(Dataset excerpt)
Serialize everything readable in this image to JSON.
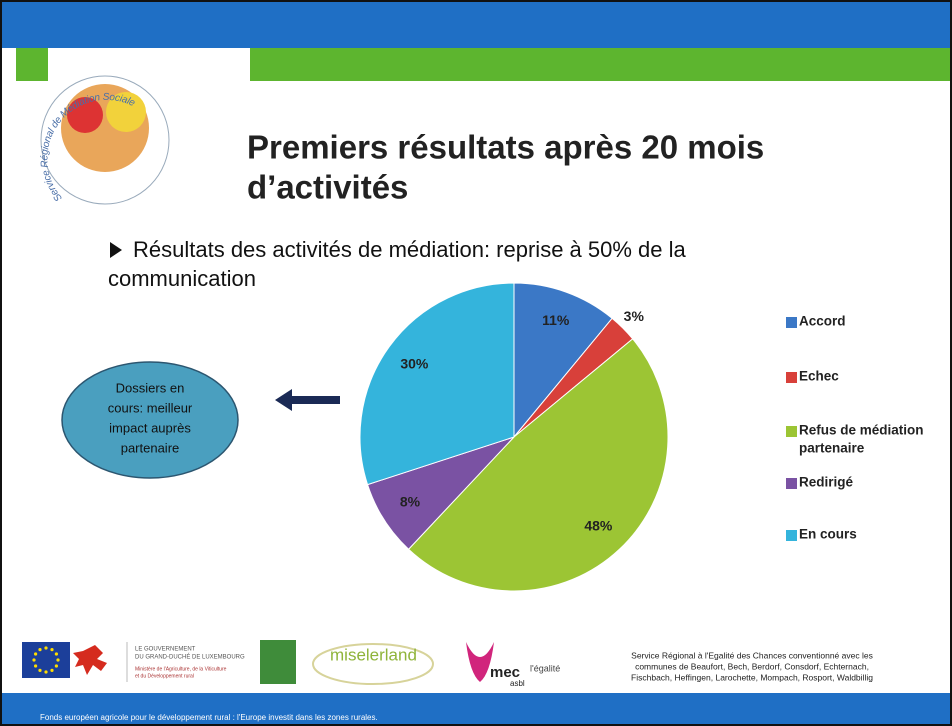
{
  "logo_text": "Service Régional de Médiation Sociale",
  "title": [
    "Premiers résultats après 20 mois",
    "d’activités"
  ],
  "bullet": [
    "Résultats des activités de médiation: reprise à 50% de la",
    "communication"
  ],
  "callout": [
    "Dossiers en",
    "cours: meilleur",
    "impact auprès",
    "partenaire"
  ],
  "chart_data": {
    "type": "pie",
    "categories": [
      "Accord",
      "Echec",
      "Refus de médiation partenaire",
      "Redirigé",
      "En cours"
    ],
    "legend_lines": [
      [
        "Accord"
      ],
      [
        "Echec"
      ],
      [
        "Refus de médiation",
        "partenaire"
      ],
      [
        "Redirigé"
      ],
      [
        "En cours"
      ]
    ],
    "values": [
      11,
      3,
      48,
      8,
      30
    ],
    "value_labels": [
      "11%",
      "3%",
      "48%",
      "8%",
      "30%"
    ],
    "colors": [
      "#3b78c6",
      "#d8403a",
      "#9cc534",
      "#7a52a3",
      "#34b4dc"
    ],
    "legend": "right"
  },
  "footer": {
    "gov": [
      "LE GOUVERNEMENT",
      "DU GRAND-DUCHÉ DE LUXEMBOURG"
    ],
    "ministry": [
      "Ministère de l'Agriculture, de la Viticulture",
      "et du Développement rural"
    ],
    "miselerland": "miselerland",
    "mec": "mec",
    "asbl": "asbl",
    "egalite": "l'égalité",
    "notice": [
      "Service Régional à l'Egalité des Chances conventionné avec les",
      "communes de Beaufort, Bech, Berdorf, Consdorf, Echternach,",
      "Fischbach, Heffingen, Larochette, Mompach, Rosport, Waldbillig"
    ],
    "bottom": "Fonds européen agricole pour le développement rural : l'Europe investit dans les zones rurales."
  }
}
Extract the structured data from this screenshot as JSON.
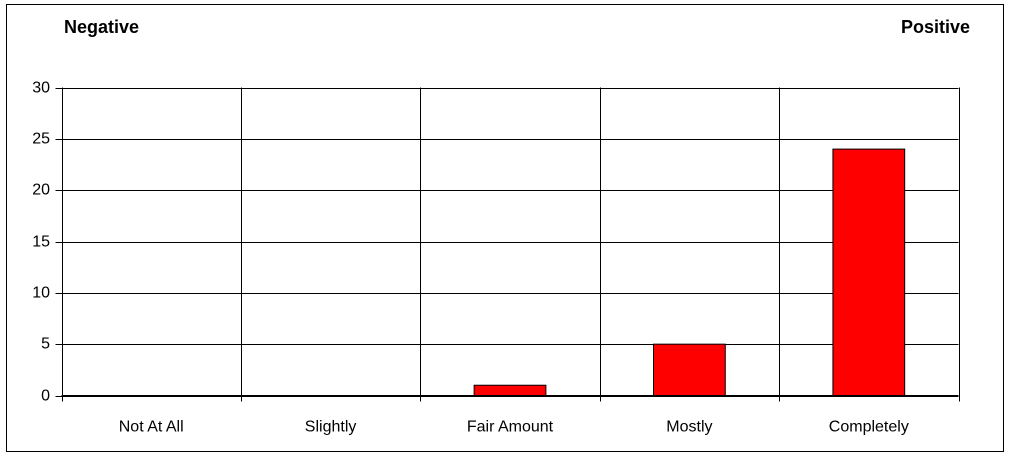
{
  "chart_data": {
    "type": "bar",
    "annotations": [
      "Negative",
      "Positive"
    ],
    "categories": [
      "Not At All",
      "Slightly",
      "Fair Amount",
      "Mostly",
      "Completely"
    ],
    "values": [
      0,
      0,
      1,
      5,
      24
    ],
    "color": "#ff0000",
    "ylim": [
      0,
      30
    ],
    "yticks": [
      0,
      5,
      10,
      15,
      20,
      25,
      30
    ],
    "grid": true
  }
}
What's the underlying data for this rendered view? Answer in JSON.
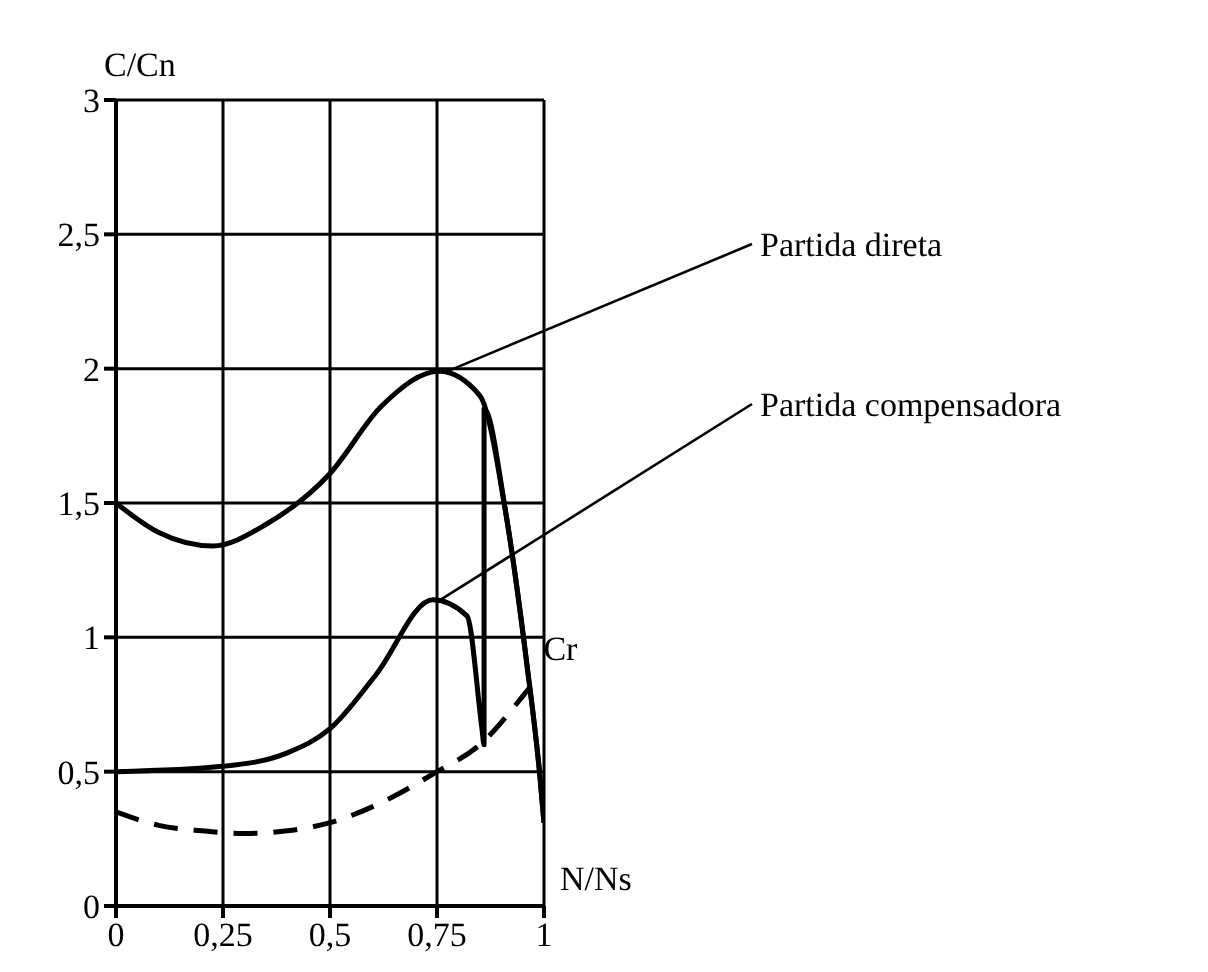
{
  "chart_data": {
    "type": "line",
    "xlabel": "N/Ns",
    "ylabel": "C/Cn",
    "xlim": [
      0,
      1
    ],
    "ylim": [
      0,
      3
    ],
    "xticks": [
      0,
      {
        "value": 0.25,
        "label": "0,25"
      },
      {
        "value": 0.5,
        "label": "0,5"
      },
      {
        "value": 0.75,
        "label": "0,75"
      },
      1
    ],
    "yticks": [
      0,
      {
        "value": 0.5,
        "label": "0,5"
      },
      1,
      {
        "value": 1.5,
        "label": "1,5"
      },
      2,
      {
        "value": 2.5,
        "label": "2,5"
      },
      3
    ],
    "grid": true,
    "legend": false,
    "marker": "none",
    "series": [
      {
        "name": "Partida direta",
        "color": "#000000",
        "line_style": "solid",
        "x": [
          0,
          0.1,
          0.226,
          0.35,
          0.5,
          0.62,
          0.755,
          0.85,
          0.91,
          0.96,
          0.99,
          1
        ],
        "values": [
          1.5,
          1.39,
          1.34,
          1.42,
          1.61,
          1.86,
          1.99,
          1.9,
          1.47,
          0.9,
          0.49,
          0.31
        ]
      },
      {
        "name": "Partida compensadora",
        "color": "#000000",
        "line_style": "solid",
        "x": [
          0,
          0.25,
          0.4,
          0.5,
          0.607,
          0.74,
          0.82,
          0.855,
          0.86,
          0.86,
          0.91,
          0.96,
          0.99,
          1
        ],
        "values": [
          0.5,
          0.52,
          0.57,
          0.66,
          0.86,
          1.14,
          1.08,
          0.66,
          0.6,
          1.85,
          1.47,
          0.9,
          0.49,
          0.31
        ]
      },
      {
        "name": "Cr",
        "color": "#000000",
        "line_style": "dashed",
        "x": [
          0,
          0.1,
          0.2,
          0.3,
          0.4,
          0.5,
          0.6,
          0.75,
          0.85,
          0.95,
          0.98
        ],
        "values": [
          0.35,
          0.3,
          0.28,
          0.27,
          0.28,
          0.31,
          0.37,
          0.5,
          0.6,
          0.78,
          0.84
        ]
      }
    ]
  }
}
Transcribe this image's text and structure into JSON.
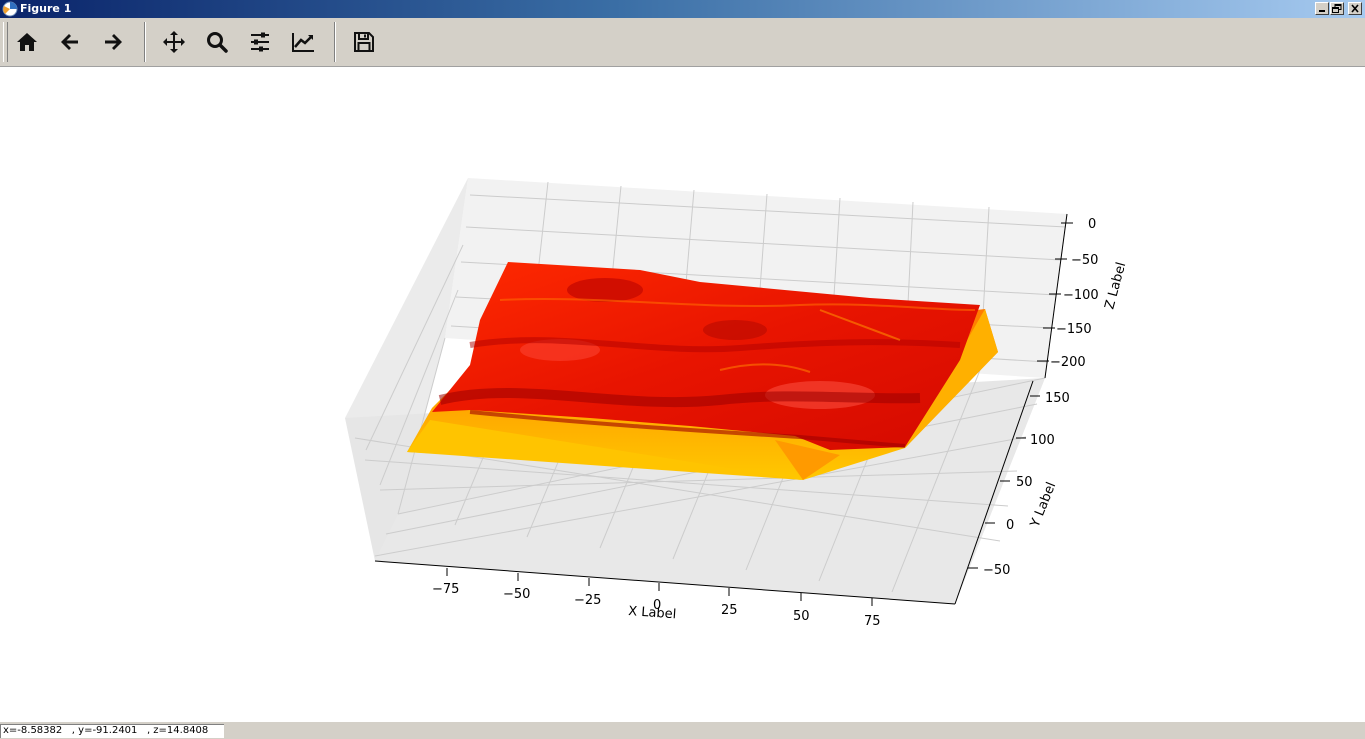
{
  "window": {
    "title": "Figure 1"
  },
  "toolbar": {
    "buttons": [
      {
        "name": "home",
        "icon": "home-icon"
      },
      {
        "name": "back",
        "icon": "arrow-left-icon"
      },
      {
        "name": "forward",
        "icon": "arrow-right-icon"
      },
      {
        "name": "pan",
        "icon": "move-icon"
      },
      {
        "name": "zoom",
        "icon": "search-icon"
      },
      {
        "name": "configure-subplots",
        "icon": "sliders-icon"
      },
      {
        "name": "edit-axes",
        "icon": "chart-line-icon"
      },
      {
        "name": "save",
        "icon": "save-icon"
      }
    ]
  },
  "plot": {
    "xlabel": "X Label",
    "ylabel": "Y Label",
    "zlabel": "Z Label",
    "xticks": [
      "−75",
      "−50",
      "−25",
      "0",
      "25",
      "50",
      "75"
    ],
    "yticks": [
      "150",
      "100",
      "50",
      "0",
      "−50"
    ],
    "zticks": [
      "0",
      "−50",
      "−100",
      "−150",
      "−200"
    ],
    "colors": {
      "surface_top": "#e00000",
      "surface_mid": "#ff3000",
      "surface_side": "#ffc000",
      "pane": "#f2f2f2",
      "grid": "#c8c8c8"
    }
  },
  "status": {
    "text": "x=-8.58382   , y=-91.2401   , z=14.8408"
  }
}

Exercise objective: Output every entry exactly as given; pictures are not part of the copy.

Solution:
Serialize everything readable in this image to JSON.
{
  "logo_text": "Service Régional de Médiation Sociale",
  "title": [
    "Premiers résultats après 20 mois",
    "d’activités"
  ],
  "bullet": [
    "Résultats des activités de médiation: reprise à 50% de la",
    "communication"
  ],
  "callout": [
    "Dossiers en",
    "cours: meilleur",
    "impact auprès",
    "partenaire"
  ],
  "chart_data": {
    "type": "pie",
    "categories": [
      "Accord",
      "Echec",
      "Refus de médiation partenaire",
      "Redirigé",
      "En cours"
    ],
    "legend_lines": [
      [
        "Accord"
      ],
      [
        "Echec"
      ],
      [
        "Refus de médiation",
        "partenaire"
      ],
      [
        "Redirigé"
      ],
      [
        "En cours"
      ]
    ],
    "values": [
      11,
      3,
      48,
      8,
      30
    ],
    "value_labels": [
      "11%",
      "3%",
      "48%",
      "8%",
      "30%"
    ],
    "colors": [
      "#3b78c6",
      "#d8403a",
      "#9cc534",
      "#7a52a3",
      "#34b4dc"
    ],
    "legend": "right"
  },
  "footer": {
    "gov": [
      "LE GOUVERNEMENT",
      "DU GRAND-DUCHÉ DE LUXEMBOURG"
    ],
    "ministry": [
      "Ministère de l'Agriculture, de la Viticulture",
      "et du Développement rural"
    ],
    "miselerland": "miselerland",
    "mec": "mec",
    "asbl": "asbl",
    "egalite": "l'égalité",
    "notice": [
      "Service Régional à l'Egalité des Chances conventionné avec les",
      "communes de Beaufort, Bech, Berdorf, Consdorf, Echternach,",
      "Fischbach, Heffingen, Larochette, Mompach, Rosport, Waldbillig"
    ],
    "bottom": "Fonds européen agricole pour le développement rural : l'Europe investit dans les zones rurales."
  }
}
Extract the structured data from this screenshot as JSON.
{
  "chart_data": {
    "type": "bar",
    "annotations": [
      "Negative",
      "Positive"
    ],
    "categories": [
      "Not At All",
      "Slightly",
      "Fair Amount",
      "Mostly",
      "Completely"
    ],
    "values": [
      0,
      0,
      1,
      5,
      24
    ],
    "color": "#ff0000",
    "ylim": [
      0,
      30
    ],
    "yticks": [
      0,
      5,
      10,
      15,
      20,
      25,
      30
    ],
    "grid": true
  }
}
What's the underlying data for this rendered view? Answer in JSON.
{
  "chart_data": {
    "type": "line",
    "xlabel": "N/Ns",
    "ylabel": "C/Cn",
    "xlim": [
      0,
      1
    ],
    "ylim": [
      0,
      3
    ],
    "xticks": [
      0,
      {
        "value": 0.25,
        "label": "0,25"
      },
      {
        "value": 0.5,
        "label": "0,5"
      },
      {
        "value": 0.75,
        "label": "0,75"
      },
      1
    ],
    "yticks": [
      0,
      {
        "value": 0.5,
        "label": "0,5"
      },
      1,
      {
        "value": 1.5,
        "label": "1,5"
      },
      2,
      {
        "value": 2.5,
        "label": "2,5"
      },
      3
    ],
    "grid": true,
    "legend": false,
    "marker": "none",
    "series": [
      {
        "name": "Partida direta",
        "color": "#000000",
        "line_style": "solid",
        "x": [
          0,
          0.1,
          0.226,
          0.35,
          0.5,
          0.62,
          0.755,
          0.85,
          0.91,
          0.96,
          0.99,
          1
        ],
        "values": [
          1.5,
          1.39,
          1.34,
          1.42,
          1.61,
          1.86,
          1.99,
          1.9,
          1.47,
          0.9,
          0.49,
          0.31
        ]
      },
      {
        "name": "Partida compensadora",
        "color": "#000000",
        "line_style": "solid",
        "x": [
          0,
          0.25,
          0.4,
          0.5,
          0.607,
          0.74,
          0.82,
          0.855,
          0.86,
          0.86,
          0.91,
          0.96,
          0.99,
          1
        ],
        "values": [
          0.5,
          0.52,
          0.57,
          0.66,
          0.86,
          1.14,
          1.08,
          0.66,
          0.6,
          1.85,
          1.47,
          0.9,
          0.49,
          0.31
        ]
      },
      {
        "name": "Cr",
        "color": "#000000",
        "line_style": "dashed",
        "x": [
          0,
          0.1,
          0.2,
          0.3,
          0.4,
          0.5,
          0.6,
          0.75,
          0.85,
          0.95,
          0.98
        ],
        "values": [
          0.35,
          0.3,
          0.28,
          0.27,
          0.28,
          0.31,
          0.37,
          0.5,
          0.6,
          0.78,
          0.84
        ]
      }
    ]
  }
}
Transcribe this image's text and structure into JSON.
{
  "window": {
    "title": "Figure 1"
  },
  "toolbar": {
    "buttons": [
      {
        "name": "home",
        "icon": "home-icon"
      },
      {
        "name": "back",
        "icon": "arrow-left-icon"
      },
      {
        "name": "forward",
        "icon": "arrow-right-icon"
      },
      {
        "name": "pan",
        "icon": "move-icon"
      },
      {
        "name": "zoom",
        "icon": "search-icon"
      },
      {
        "name": "configure-subplots",
        "icon": "sliders-icon"
      },
      {
        "name": "edit-axes",
        "icon": "chart-line-icon"
      },
      {
        "name": "save",
        "icon": "save-icon"
      }
    ]
  },
  "plot": {
    "xlabel": "X Label",
    "ylabel": "Y Label",
    "zlabel": "Z Label",
    "xticks": [
      "−75",
      "−50",
      "−25",
      "0",
      "25",
      "50",
      "75"
    ],
    "yticks": [
      "150",
      "100",
      "50",
      "0",
      "−50"
    ],
    "zticks": [
      "0",
      "−50",
      "−100",
      "−150",
      "−200"
    ],
    "colors": {
      "surface_top": "#e00000",
      "surface_mid": "#ff3000",
      "surface_side": "#ffc000",
      "pane": "#f2f2f2",
      "grid": "#c8c8c8"
    }
  },
  "status": {
    "text": "x=-8.58382   , y=-91.2401   , z=14.8408"
  }
}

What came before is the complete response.